- [STORED DATA]
· · · ·

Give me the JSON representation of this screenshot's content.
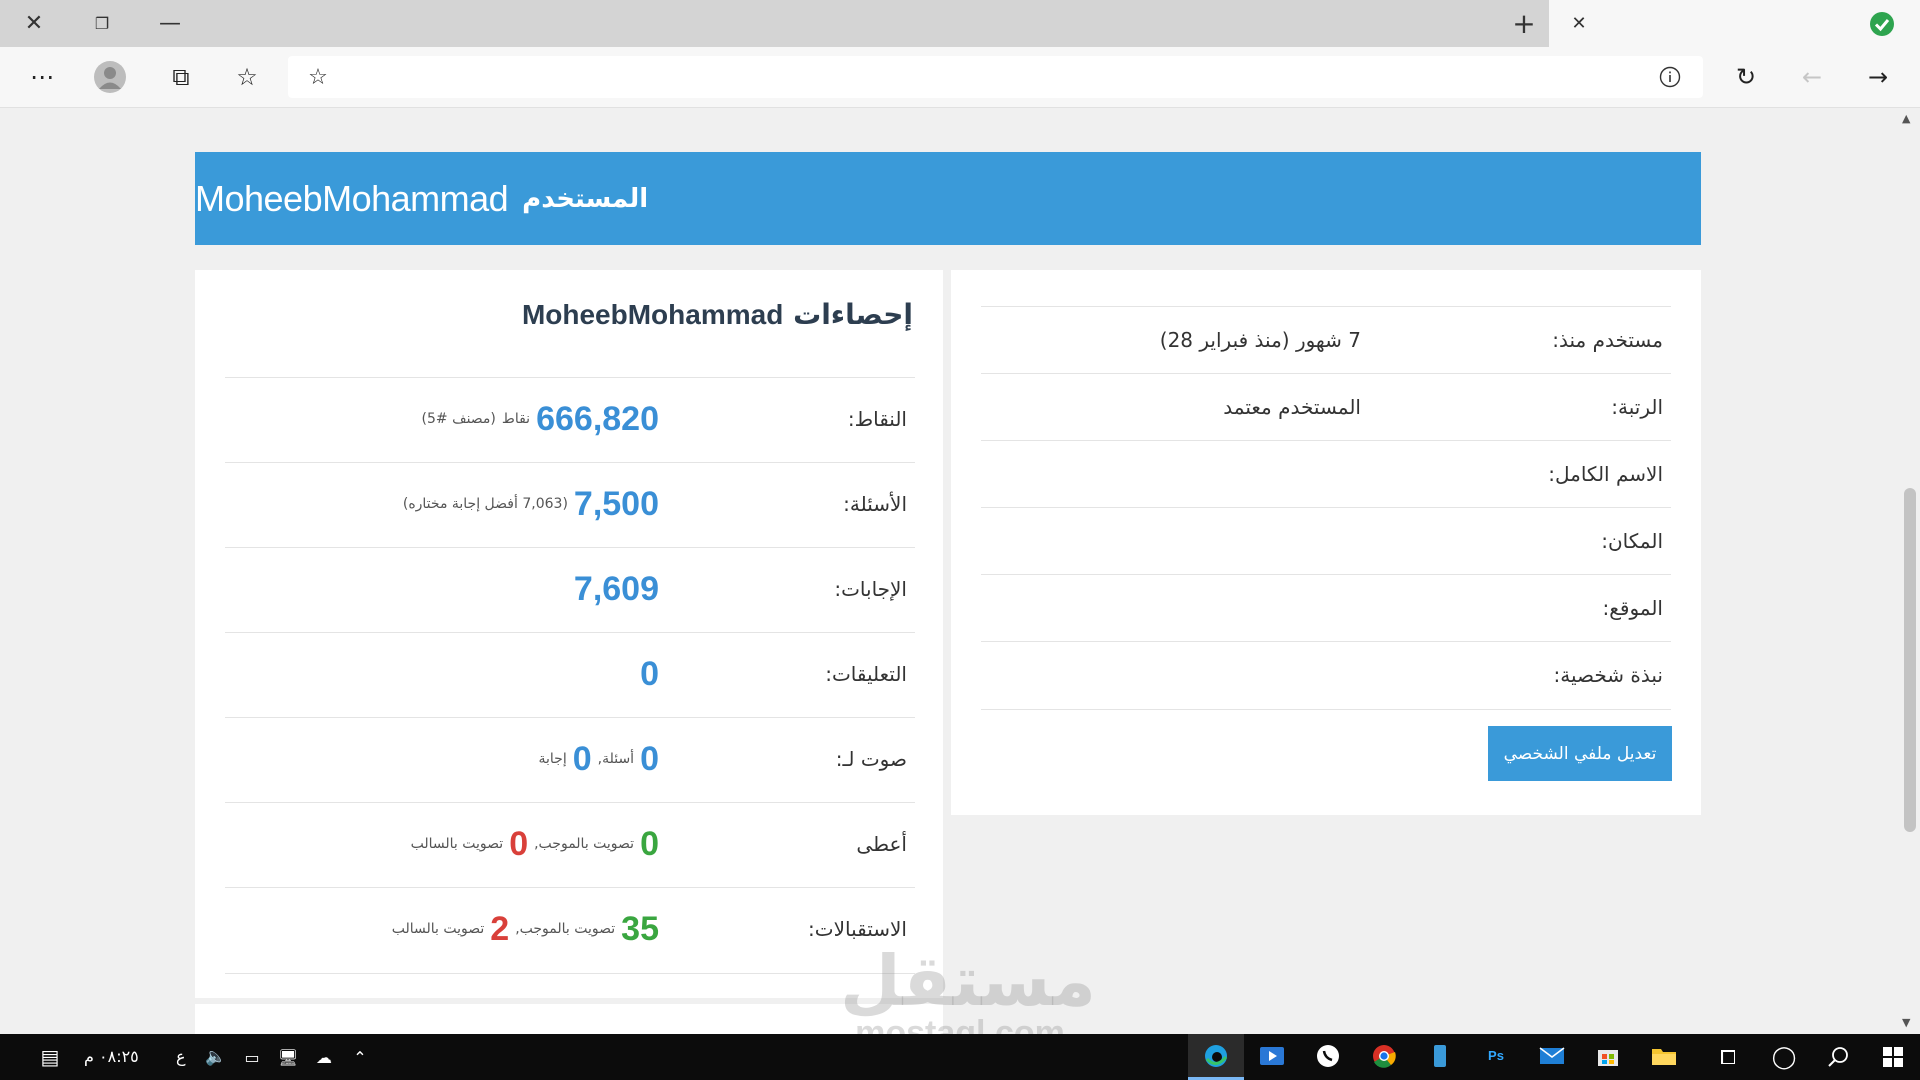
{
  "browser": {
    "address_value": "",
    "address_placeholder": ""
  },
  "banner": {
    "label": "المستخدم",
    "username": "MoheebMohammad"
  },
  "profile": {
    "rows": [
      {
        "label": "مستخدم منذ:",
        "value": "7 شهور (منذ فبراير 28)"
      },
      {
        "label": "الرتبة:",
        "value": "المستخدم معتمد"
      },
      {
        "label": "الاسم الكامل:",
        "value": ""
      },
      {
        "label": "المكان:",
        "value": ""
      },
      {
        "label": "الموقع:",
        "value": ""
      },
      {
        "label": "نبذة شخصية:",
        "value": ""
      }
    ],
    "edit_button": "تعديل ملفي الشخصي"
  },
  "stats": {
    "title_prefix": "إحصاءات",
    "title_name": "MoheebMohammad",
    "points": {
      "label": "النقاط:",
      "value": "666,820",
      "unit": "نقاط",
      "extra": "(مصنف #5)"
    },
    "questions": {
      "label": "الأسئلة:",
      "value": "7,500",
      "extra": "(7,063 أفضل إجابة مختاره)"
    },
    "answers": {
      "label": "الإجابات:",
      "value": "7,609"
    },
    "comments": {
      "label": "التعليقات:",
      "value": "0"
    },
    "voted_on": {
      "label": "صوت لـ:",
      "q_value": "0",
      "q_text": "أسئلة,",
      "a_value": "0",
      "a_text": "إجابة"
    },
    "gave": {
      "label": "أعطى",
      "up_value": "0",
      "up_text": "تصويت بالموجب,",
      "down_value": "0",
      "down_text": "تصويت بالسالب"
    },
    "received": {
      "label": "الاستقبالات:",
      "up_value": "35",
      "up_text": "تصويت بالموجب,",
      "down_value": "2",
      "down_text": "تصويت بالسالب"
    }
  },
  "watermark": {
    "arabic": "مستقل",
    "latin": "mostaql.com"
  },
  "taskbar": {
    "clock": "٠٨:٢٥ م",
    "lang": "ع"
  }
}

· · · ·

- [DIRECTIVE]
How many of these lines contain "MoheebMohammad"? Write only the number.

- [OUTPUT BELOW]
2